→ Aim
Go through the listing and copy each line with the string "this".

→ Data lines
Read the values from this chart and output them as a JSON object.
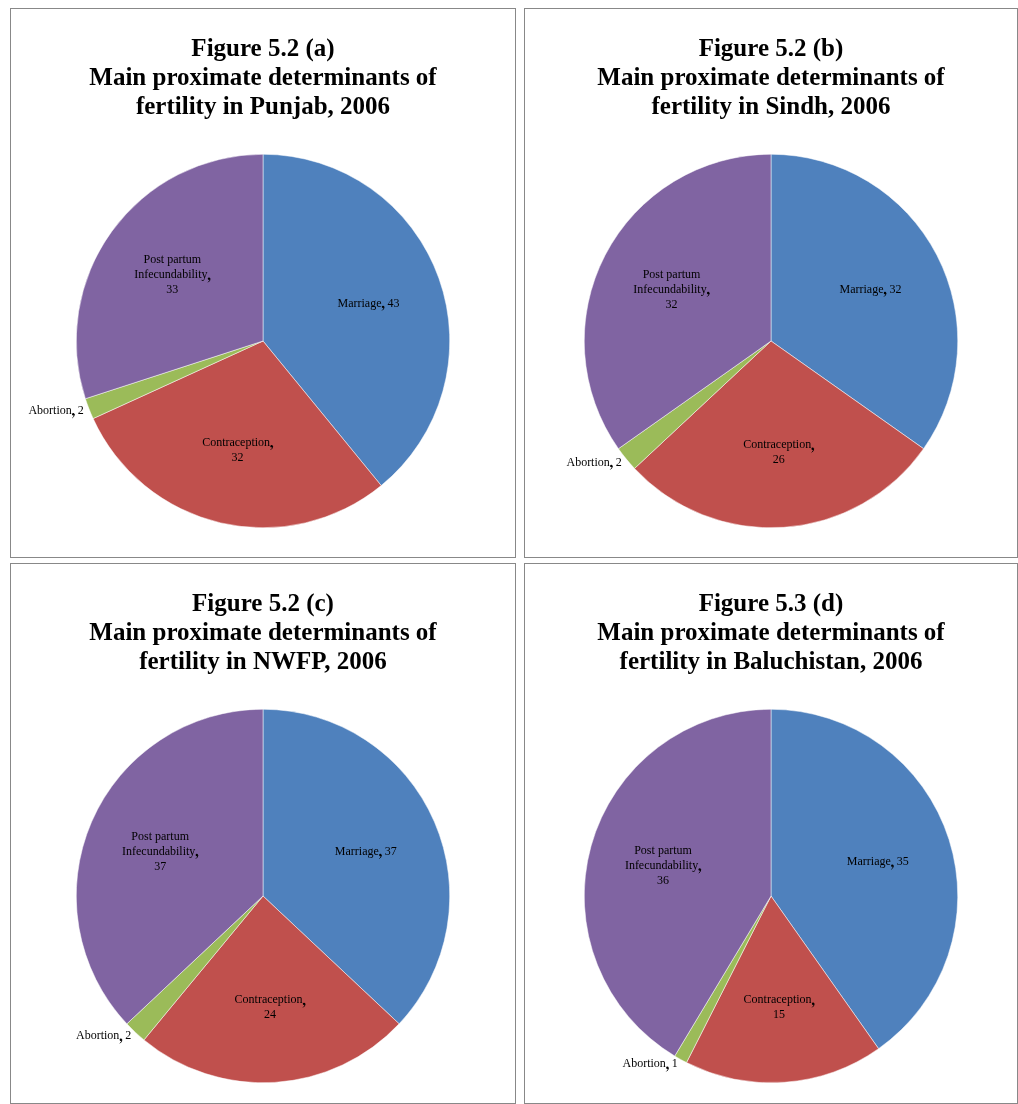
{
  "chart_data": [
    {
      "type": "pie",
      "title": "Figure 5.2 (a)\nMain proximate determinants of\nfertility in Punjab, 2006",
      "categories": [
        "Marriage",
        "Contraception",
        "Abortion",
        "Post partum Infecundability"
      ],
      "values": [
        43,
        32,
        2,
        33
      ],
      "data_labels": true,
      "colors": [
        "#4f81bd",
        "#c0504d",
        "#9bbb59",
        "#8064a2"
      ],
      "legend": false
    },
    {
      "type": "pie",
      "title": "Figure 5.2 (b)\nMain proximate determinants of\nfertility in Sindh, 2006",
      "categories": [
        "Marriage",
        "Contraception",
        "Abortion",
        "Post partum Infecundability"
      ],
      "values": [
        32,
        26,
        2,
        32
      ],
      "data_labels": true,
      "colors": [
        "#4f81bd",
        "#c0504d",
        "#9bbb59",
        "#8064a2"
      ],
      "legend": false
    },
    {
      "type": "pie",
      "title": "Figure 5.2 (c)\nMain proximate determinants of\nfertility in NWFP, 2006",
      "categories": [
        "Marriage",
        "Contraception",
        "Abortion",
        "Post partum Infecundability"
      ],
      "values": [
        37,
        24,
        2,
        37
      ],
      "data_labels": true,
      "colors": [
        "#4f81bd",
        "#c0504d",
        "#9bbb59",
        "#8064a2"
      ],
      "legend": false
    },
    {
      "type": "pie",
      "title": "Figure 5.3 (d)\nMain proximate determinants of\nfertility in Baluchistan, 2006",
      "categories": [
        "Marriage",
        "Contraception",
        "Abortion",
        "Post partum Infecundability"
      ],
      "values": [
        35,
        15,
        1,
        36
      ],
      "data_labels": true,
      "colors": [
        "#4f81bd",
        "#c0504d",
        "#9bbb59",
        "#8064a2"
      ],
      "legend": false
    }
  ]
}
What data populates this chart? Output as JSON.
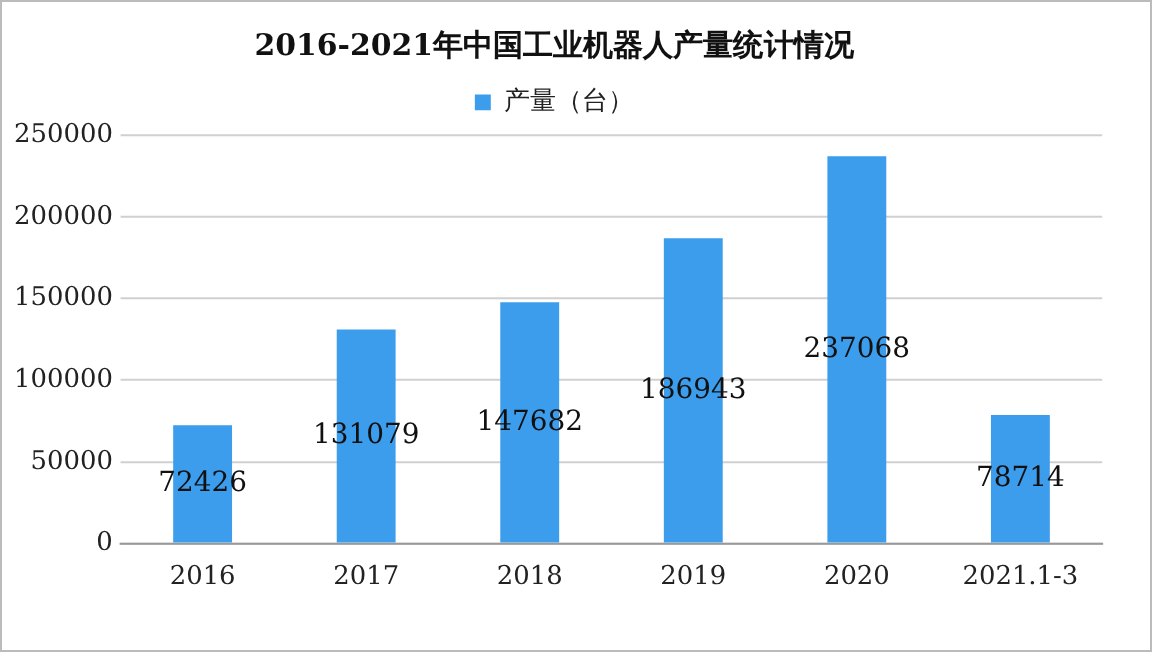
{
  "chart_data": {
    "type": "bar",
    "title": "2016-2021年中国工业机器人产量统计情况",
    "categories": [
      "2016",
      "2017",
      "2018",
      "2019",
      "2020",
      "2021.1-3"
    ],
    "series": [
      {
        "name": "产量（台）",
        "color": "#3d9ded",
        "values": [
          72426,
          131079,
          147682,
          186943,
          237068,
          78714
        ]
      }
    ],
    "ylim": [
      0,
      250000
    ],
    "yticks": [
      0,
      50000,
      100000,
      150000,
      200000,
      250000
    ],
    "grid": "y",
    "legend": "top",
    "data_labels": true
  }
}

→ Answer to the exercise
Read the values from this chart and output them as a JSON object.
What data populates this chart? Output as JSON.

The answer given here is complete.